# What is being asked
Copy the lines from the start of the entries through the line with "y-tick-label-left: 5 bbox=[54, 228, 63, 248]", substituting "trendline-cap-rate" for "trendline-capitalization-rate" and leaving everything else unchanged.

Spatial annotation records:
☆ ☆ ☆ ☆

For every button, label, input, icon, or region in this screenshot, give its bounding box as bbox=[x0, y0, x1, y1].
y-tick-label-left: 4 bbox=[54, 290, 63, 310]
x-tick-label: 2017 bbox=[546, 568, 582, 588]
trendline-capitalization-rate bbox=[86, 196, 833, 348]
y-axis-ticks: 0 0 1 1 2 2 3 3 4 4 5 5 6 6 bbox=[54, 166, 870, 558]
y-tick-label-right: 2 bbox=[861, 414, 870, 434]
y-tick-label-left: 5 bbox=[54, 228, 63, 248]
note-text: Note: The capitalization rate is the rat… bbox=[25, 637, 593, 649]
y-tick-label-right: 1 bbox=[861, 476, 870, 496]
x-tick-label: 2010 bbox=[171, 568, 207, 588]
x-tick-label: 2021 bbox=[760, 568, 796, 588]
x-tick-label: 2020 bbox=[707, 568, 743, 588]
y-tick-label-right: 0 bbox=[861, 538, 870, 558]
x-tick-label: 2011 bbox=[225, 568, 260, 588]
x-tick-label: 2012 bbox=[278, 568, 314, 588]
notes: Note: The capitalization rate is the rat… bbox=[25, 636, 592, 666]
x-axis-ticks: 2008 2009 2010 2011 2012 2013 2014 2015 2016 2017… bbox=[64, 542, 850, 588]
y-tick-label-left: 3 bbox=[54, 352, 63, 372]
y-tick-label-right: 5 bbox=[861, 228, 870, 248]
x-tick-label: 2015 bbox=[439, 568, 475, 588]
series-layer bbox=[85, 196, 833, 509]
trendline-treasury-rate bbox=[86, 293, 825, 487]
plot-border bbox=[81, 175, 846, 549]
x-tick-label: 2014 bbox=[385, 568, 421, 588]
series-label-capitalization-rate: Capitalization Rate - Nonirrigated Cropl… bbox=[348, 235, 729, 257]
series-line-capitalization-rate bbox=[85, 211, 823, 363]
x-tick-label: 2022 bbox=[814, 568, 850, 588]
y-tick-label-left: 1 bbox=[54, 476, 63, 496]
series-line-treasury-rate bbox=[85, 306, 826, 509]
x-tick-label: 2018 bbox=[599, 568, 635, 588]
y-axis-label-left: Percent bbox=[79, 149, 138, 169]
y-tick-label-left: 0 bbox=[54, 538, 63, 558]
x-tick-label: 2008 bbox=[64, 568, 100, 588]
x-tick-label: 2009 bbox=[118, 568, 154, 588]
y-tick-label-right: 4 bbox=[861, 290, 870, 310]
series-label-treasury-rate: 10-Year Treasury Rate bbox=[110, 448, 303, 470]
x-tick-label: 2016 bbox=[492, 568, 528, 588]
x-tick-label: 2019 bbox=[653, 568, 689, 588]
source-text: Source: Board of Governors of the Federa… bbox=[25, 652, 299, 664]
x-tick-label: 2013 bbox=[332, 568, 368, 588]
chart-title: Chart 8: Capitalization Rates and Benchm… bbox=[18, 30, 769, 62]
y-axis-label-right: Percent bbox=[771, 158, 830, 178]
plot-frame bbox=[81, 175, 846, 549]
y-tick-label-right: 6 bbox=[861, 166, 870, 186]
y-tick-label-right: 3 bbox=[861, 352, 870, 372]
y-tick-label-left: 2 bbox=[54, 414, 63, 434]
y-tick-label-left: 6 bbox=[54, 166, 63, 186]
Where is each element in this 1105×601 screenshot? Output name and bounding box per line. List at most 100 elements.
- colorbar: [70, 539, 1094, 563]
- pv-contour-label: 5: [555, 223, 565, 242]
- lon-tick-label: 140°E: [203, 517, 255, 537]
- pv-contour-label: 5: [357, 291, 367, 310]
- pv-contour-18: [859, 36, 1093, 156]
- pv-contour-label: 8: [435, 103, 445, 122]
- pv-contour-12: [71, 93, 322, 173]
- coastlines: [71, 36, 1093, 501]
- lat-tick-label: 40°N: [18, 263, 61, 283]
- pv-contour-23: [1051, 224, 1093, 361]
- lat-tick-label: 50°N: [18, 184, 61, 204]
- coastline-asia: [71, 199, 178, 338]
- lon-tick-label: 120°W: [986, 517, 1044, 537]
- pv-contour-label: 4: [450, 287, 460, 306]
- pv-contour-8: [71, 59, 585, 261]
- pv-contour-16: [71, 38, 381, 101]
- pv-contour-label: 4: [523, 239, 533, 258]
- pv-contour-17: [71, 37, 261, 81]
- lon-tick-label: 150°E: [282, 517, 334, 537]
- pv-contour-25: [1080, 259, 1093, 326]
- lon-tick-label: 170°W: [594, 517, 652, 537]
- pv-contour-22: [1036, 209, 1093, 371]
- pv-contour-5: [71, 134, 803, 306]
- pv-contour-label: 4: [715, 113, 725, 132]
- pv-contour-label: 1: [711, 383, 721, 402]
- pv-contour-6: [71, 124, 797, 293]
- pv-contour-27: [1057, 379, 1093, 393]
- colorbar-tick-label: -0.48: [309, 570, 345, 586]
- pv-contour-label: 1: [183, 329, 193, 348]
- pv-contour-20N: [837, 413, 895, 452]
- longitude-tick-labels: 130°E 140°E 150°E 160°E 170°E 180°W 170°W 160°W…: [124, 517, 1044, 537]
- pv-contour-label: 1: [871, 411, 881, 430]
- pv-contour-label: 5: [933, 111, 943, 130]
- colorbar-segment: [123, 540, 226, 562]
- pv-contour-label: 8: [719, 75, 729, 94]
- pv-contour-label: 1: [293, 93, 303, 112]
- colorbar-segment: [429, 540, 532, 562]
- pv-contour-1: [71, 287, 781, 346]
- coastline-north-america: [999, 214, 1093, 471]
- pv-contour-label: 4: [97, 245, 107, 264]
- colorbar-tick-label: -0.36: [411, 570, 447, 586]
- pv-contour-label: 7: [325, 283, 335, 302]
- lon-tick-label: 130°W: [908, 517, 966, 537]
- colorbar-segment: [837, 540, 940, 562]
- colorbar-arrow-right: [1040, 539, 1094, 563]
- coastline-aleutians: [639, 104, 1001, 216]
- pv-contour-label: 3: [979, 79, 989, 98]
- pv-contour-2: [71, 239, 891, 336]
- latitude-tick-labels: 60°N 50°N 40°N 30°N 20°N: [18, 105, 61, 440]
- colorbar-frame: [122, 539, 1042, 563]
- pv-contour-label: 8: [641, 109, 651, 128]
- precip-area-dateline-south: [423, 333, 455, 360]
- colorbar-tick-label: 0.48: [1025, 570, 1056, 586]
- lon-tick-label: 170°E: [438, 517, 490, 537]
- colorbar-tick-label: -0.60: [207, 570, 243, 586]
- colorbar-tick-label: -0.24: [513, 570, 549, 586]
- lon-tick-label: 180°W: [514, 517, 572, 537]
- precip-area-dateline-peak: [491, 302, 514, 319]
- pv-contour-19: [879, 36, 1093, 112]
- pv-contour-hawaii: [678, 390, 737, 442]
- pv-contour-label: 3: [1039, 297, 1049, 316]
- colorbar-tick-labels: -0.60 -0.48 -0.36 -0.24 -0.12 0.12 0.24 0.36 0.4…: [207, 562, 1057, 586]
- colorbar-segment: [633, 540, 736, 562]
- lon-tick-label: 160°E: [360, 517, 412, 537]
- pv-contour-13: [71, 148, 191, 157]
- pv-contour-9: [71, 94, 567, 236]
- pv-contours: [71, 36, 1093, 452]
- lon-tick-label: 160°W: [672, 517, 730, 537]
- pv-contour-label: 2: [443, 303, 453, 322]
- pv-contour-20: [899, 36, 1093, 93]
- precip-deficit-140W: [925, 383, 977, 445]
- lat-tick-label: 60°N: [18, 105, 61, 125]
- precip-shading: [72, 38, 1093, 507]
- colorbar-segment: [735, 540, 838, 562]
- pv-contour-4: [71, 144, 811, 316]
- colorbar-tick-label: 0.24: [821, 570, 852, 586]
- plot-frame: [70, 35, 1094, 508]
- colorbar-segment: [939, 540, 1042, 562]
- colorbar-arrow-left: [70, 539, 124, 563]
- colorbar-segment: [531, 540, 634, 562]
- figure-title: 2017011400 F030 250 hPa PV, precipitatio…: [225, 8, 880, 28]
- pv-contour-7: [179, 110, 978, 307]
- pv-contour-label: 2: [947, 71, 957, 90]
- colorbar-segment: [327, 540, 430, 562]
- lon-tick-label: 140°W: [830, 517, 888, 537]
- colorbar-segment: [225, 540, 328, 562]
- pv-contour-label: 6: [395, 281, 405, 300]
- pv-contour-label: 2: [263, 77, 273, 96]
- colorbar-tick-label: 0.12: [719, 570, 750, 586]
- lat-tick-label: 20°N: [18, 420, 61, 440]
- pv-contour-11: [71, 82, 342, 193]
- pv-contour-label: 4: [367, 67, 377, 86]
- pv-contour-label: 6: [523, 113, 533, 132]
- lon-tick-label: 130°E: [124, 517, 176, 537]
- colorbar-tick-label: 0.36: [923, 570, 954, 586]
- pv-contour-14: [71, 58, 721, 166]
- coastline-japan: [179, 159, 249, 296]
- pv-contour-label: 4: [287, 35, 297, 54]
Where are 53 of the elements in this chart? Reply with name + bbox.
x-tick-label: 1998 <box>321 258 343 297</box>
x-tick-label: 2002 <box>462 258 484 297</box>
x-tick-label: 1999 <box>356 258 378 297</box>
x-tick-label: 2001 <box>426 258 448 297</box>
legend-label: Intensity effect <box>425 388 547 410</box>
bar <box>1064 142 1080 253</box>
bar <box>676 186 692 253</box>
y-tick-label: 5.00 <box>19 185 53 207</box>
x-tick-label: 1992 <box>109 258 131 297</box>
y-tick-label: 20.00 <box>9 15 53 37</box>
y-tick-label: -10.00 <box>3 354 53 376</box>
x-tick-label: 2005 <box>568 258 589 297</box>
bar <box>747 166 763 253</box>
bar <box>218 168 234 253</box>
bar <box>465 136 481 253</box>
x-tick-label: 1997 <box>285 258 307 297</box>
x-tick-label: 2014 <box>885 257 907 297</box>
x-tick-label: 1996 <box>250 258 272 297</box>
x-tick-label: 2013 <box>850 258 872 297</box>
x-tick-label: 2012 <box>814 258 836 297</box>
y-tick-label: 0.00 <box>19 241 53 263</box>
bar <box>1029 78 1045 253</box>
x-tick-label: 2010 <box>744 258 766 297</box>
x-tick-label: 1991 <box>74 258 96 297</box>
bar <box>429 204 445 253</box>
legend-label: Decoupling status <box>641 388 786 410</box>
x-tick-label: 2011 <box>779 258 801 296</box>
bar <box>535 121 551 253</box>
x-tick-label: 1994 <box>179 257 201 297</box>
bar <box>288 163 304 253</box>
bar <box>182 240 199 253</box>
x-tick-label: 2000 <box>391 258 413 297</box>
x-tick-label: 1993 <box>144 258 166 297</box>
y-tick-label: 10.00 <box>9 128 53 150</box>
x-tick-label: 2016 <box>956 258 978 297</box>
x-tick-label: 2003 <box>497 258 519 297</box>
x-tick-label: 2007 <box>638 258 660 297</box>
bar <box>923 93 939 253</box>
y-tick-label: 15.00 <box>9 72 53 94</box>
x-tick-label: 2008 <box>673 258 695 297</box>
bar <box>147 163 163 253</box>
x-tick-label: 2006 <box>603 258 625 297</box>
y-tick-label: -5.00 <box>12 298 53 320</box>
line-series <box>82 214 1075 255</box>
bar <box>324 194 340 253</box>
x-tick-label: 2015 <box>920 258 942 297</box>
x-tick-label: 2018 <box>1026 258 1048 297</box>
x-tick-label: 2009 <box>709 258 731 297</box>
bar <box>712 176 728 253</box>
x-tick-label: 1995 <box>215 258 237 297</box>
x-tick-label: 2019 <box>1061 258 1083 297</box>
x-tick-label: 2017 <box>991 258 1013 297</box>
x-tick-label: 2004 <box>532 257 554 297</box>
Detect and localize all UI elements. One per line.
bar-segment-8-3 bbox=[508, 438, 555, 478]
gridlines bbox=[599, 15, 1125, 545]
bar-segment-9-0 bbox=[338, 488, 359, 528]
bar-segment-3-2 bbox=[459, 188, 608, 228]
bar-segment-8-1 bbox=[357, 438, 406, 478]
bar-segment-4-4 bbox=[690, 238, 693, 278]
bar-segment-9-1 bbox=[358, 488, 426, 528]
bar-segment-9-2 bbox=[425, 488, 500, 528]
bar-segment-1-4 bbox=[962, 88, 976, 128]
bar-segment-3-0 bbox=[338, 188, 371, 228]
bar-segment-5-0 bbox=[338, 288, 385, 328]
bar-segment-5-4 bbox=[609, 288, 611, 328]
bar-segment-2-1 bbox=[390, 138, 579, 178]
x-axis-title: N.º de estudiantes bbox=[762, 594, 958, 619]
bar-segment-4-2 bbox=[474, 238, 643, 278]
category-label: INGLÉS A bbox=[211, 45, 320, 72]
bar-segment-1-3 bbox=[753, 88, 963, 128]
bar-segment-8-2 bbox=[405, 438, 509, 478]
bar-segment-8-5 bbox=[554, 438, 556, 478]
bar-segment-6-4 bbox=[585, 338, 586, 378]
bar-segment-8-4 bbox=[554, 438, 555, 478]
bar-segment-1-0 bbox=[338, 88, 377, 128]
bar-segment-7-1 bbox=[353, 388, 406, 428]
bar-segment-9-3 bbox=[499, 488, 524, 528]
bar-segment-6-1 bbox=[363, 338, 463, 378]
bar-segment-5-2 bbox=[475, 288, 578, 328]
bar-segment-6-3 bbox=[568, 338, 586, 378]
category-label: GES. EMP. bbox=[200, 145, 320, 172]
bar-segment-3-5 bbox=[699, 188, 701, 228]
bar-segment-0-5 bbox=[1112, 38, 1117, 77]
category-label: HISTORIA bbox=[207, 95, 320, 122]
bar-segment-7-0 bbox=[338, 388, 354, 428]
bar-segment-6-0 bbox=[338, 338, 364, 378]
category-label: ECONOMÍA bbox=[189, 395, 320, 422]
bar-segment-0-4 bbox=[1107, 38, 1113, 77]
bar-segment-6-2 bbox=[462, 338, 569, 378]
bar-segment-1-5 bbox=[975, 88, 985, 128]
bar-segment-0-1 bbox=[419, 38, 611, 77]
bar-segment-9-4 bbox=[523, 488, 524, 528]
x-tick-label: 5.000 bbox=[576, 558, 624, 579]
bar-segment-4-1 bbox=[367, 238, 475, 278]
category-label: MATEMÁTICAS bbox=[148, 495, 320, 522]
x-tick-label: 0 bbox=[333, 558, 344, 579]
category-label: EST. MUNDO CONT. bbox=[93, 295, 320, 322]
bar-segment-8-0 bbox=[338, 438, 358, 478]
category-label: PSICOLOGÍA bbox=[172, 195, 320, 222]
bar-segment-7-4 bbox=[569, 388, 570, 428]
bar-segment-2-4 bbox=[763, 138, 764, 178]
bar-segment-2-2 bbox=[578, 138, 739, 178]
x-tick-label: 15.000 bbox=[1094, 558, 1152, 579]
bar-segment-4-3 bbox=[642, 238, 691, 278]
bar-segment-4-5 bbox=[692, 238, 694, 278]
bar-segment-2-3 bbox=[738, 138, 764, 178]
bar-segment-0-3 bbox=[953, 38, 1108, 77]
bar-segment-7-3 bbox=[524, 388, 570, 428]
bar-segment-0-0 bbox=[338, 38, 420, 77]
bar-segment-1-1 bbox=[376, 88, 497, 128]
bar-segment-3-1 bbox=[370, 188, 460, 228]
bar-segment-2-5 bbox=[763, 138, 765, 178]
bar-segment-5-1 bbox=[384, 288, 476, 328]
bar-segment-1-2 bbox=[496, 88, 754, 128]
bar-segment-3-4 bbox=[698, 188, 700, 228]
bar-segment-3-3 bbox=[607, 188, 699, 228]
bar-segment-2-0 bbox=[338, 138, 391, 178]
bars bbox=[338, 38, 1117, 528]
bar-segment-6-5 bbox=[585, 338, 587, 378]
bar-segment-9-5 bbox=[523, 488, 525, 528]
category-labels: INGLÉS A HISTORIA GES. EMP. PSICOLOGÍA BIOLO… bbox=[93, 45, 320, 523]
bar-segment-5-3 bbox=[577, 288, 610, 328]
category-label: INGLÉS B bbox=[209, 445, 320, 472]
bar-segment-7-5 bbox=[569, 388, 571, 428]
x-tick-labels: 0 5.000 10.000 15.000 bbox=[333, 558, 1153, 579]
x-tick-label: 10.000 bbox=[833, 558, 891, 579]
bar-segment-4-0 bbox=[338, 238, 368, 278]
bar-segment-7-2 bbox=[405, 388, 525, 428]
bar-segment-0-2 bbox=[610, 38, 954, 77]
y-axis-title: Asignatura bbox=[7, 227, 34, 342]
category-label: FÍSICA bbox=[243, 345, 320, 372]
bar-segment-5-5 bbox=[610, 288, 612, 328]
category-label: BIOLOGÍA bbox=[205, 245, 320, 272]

☆ ☆ ☆ ☆

# Expected answer
For every button, label, input, icon, or region in this screenshot, give its bounding box as bbox=[x0, y0, x1, y1].
y-tick-label-left: 4 bbox=[54, 290, 63, 310]
x-tick-label: 2017 bbox=[546, 568, 582, 588]
trendline-cap-rate bbox=[86, 196, 833, 348]
y-axis-ticks: 0 0 1 1 2 2 3 3 4 4 5 5 6 6 bbox=[54, 166, 870, 558]
y-tick-label-right: 2 bbox=[861, 414, 870, 434]
y-tick-label-left: 5 bbox=[54, 228, 63, 248]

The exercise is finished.